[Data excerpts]

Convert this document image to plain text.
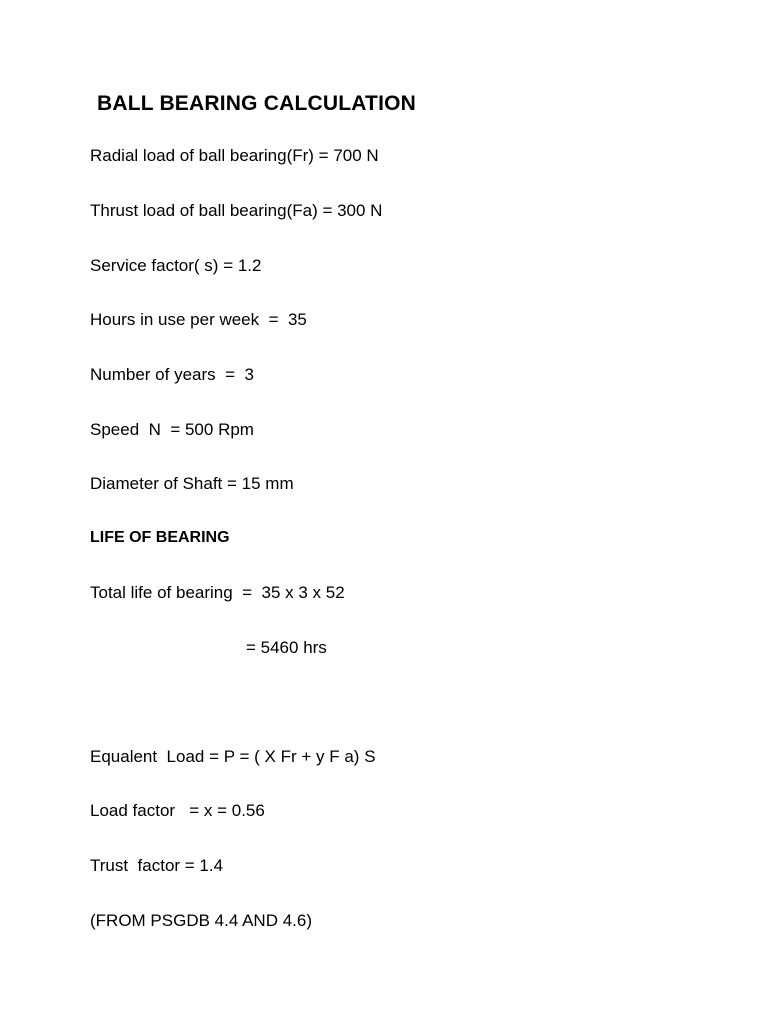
BALL BEARING CALCULATION
Radial load of ball bearing(Fr) = 700 N
Thrust load of ball bearing(Fa) = 300 N
Service factor( s) = 1.2
Hours in use per week  =  35
Number of years  =  3
Speed  N  = 500 Rpm
Diameter of Shaft = 15 mm
LIFE OF BEARING
Total life of bearing  =  35 x 3 x 52
= 5460 hrs
Equalent  Load = P = ( X Fr + y F a) S
Load factor   = x = 0.56
Trust  factor = 1.4
(FROM PSGDB 4.4 AND 4.6)
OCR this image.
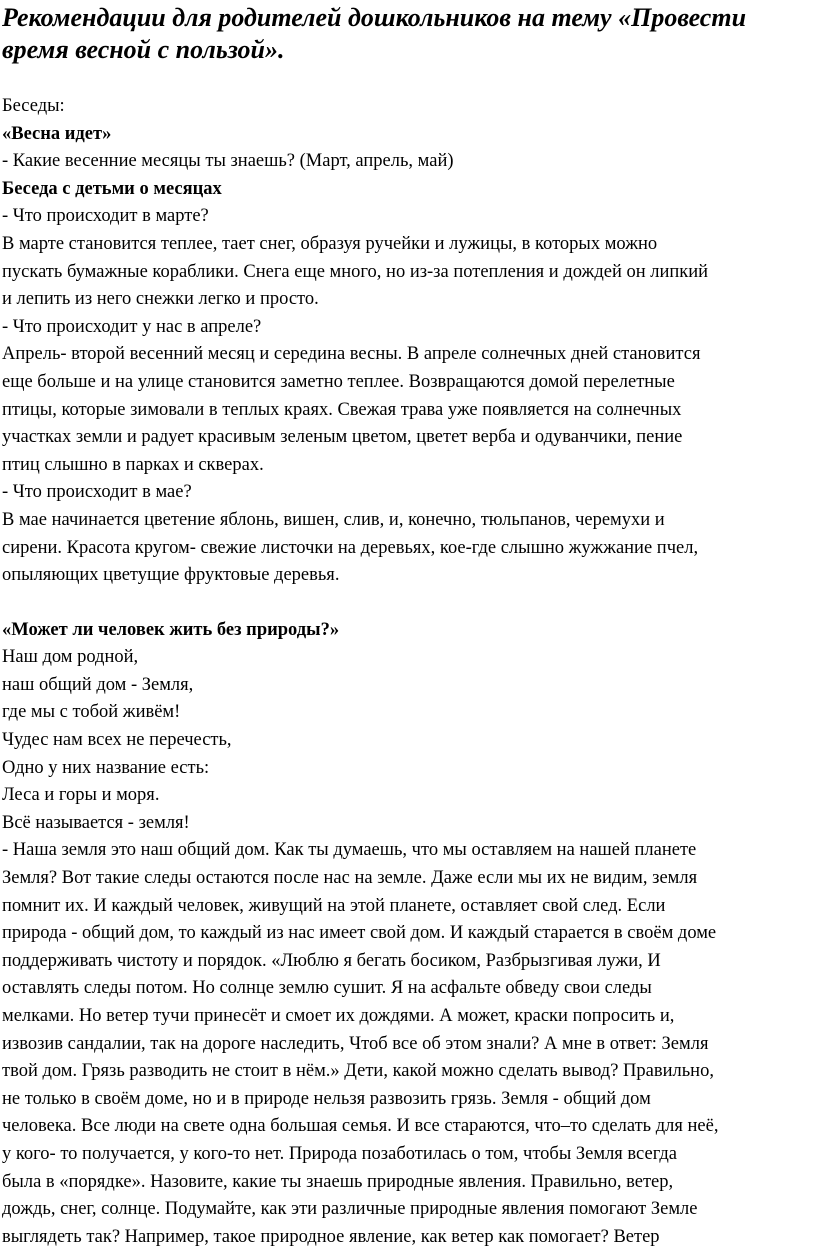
Рекомендации для родителей дошкольников на тему «Провести
время весной с пользой».
Беседы:
«Весна идет»
- Какие весенние месяцы ты знаешь? (Март, апрель, май)
Беседа с детьми о месяцах
- Что происходит в марте?
В марте становится теплее, тает снег, образуя ручейки и лужицы, в которых можно
пускать бумажные кораблики. Снега еще много, но из-за потепления и дождей он липкий
и лепить из него снежки легко и просто.
- Что происходит у нас в апреле?
Апрель- второй весенний месяц и середина весны. В апреле солнечных дней становится
еще больше и на улице становится заметно теплее. Возвращаются домой перелетные
птицы, которые зимовали в теплых краях. Свежая трава уже появляется на солнечных
участках земли и радует красивым зеленым цветом, цветет верба и одуванчики, пение
птиц слышно в парках и скверах.
- Что происходит в мае?
В мае начинается цветение яблонь, вишен, слив, и, конечно, тюльпанов, черемухи и
сирени. Красота кругом- свежие листочки на деревьях, кое-где слышно жужжание пчел,
опыляющих цветущие фруктовые деревья.
«Может ли человек жить без природы?»
Наш дом родной,
наш общий дом - Земля,
где мы с тобой живём!
Чудес нам всех не перечесть,
Одно у них название есть:
Леса и горы и моря.
Всё называется - земля!
- Наша земля это наш общий дом. Как ты думаешь, что мы оставляем на нашей планете
Земля? Вот такие следы остаются после нас на земле. Даже если мы их не видим, земля
помнит их. И каждый человек, живущий на этой планете, оставляет свой след. Если
природа - общий дом, то каждый из нас имеет свой дом. И каждый старается в своём доме
поддерживать чистоту и порядок. «Люблю я бегать босиком, Разбрызгивая лужи, И
оставлять следы потом. Но солнце землю сушит. Я на асфальте обведу свои следы
мелками. Но ветер тучи принесёт и смоет их дождями. А может, краски попросить и,
извозив сандалии, так на дороге наследить, Чтоб все об этом знали? А мне в ответ: Земля
твой дом. Грязь разводить не стоит в нём.» Дети, какой можно сделать вывод? Правильно,
не только в своём доме, но и в природе нельзя развозить грязь. Земля - общий дом
человека. Все люди на свете одна большая семья. И все стараются, что–то сделать для неё,
у кого- то получается, у кого-то нет. Природа позаботилась о том, чтобы Земля всегда
была в «порядке». Назовите, какие ты знаешь природные явления. Правильно, ветер,
дождь, снег, солнце. Подумайте, как эти различные природные явления помогают Земле
выглядеть так? Например, такое природное явление, как ветер как помогает? Ветер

• Task goal: Report all lines of the data above that include the string "ветер".

• Task answer:
мелками. Но ветер тучи принесёт и смоет их дождями. А может, краски попросить и,
была в «порядке». Назовите, какие ты знаешь природные явления. Правильно, ветер,
выглядеть так? Например, такое природное явление, как ветер как помогает? Ветер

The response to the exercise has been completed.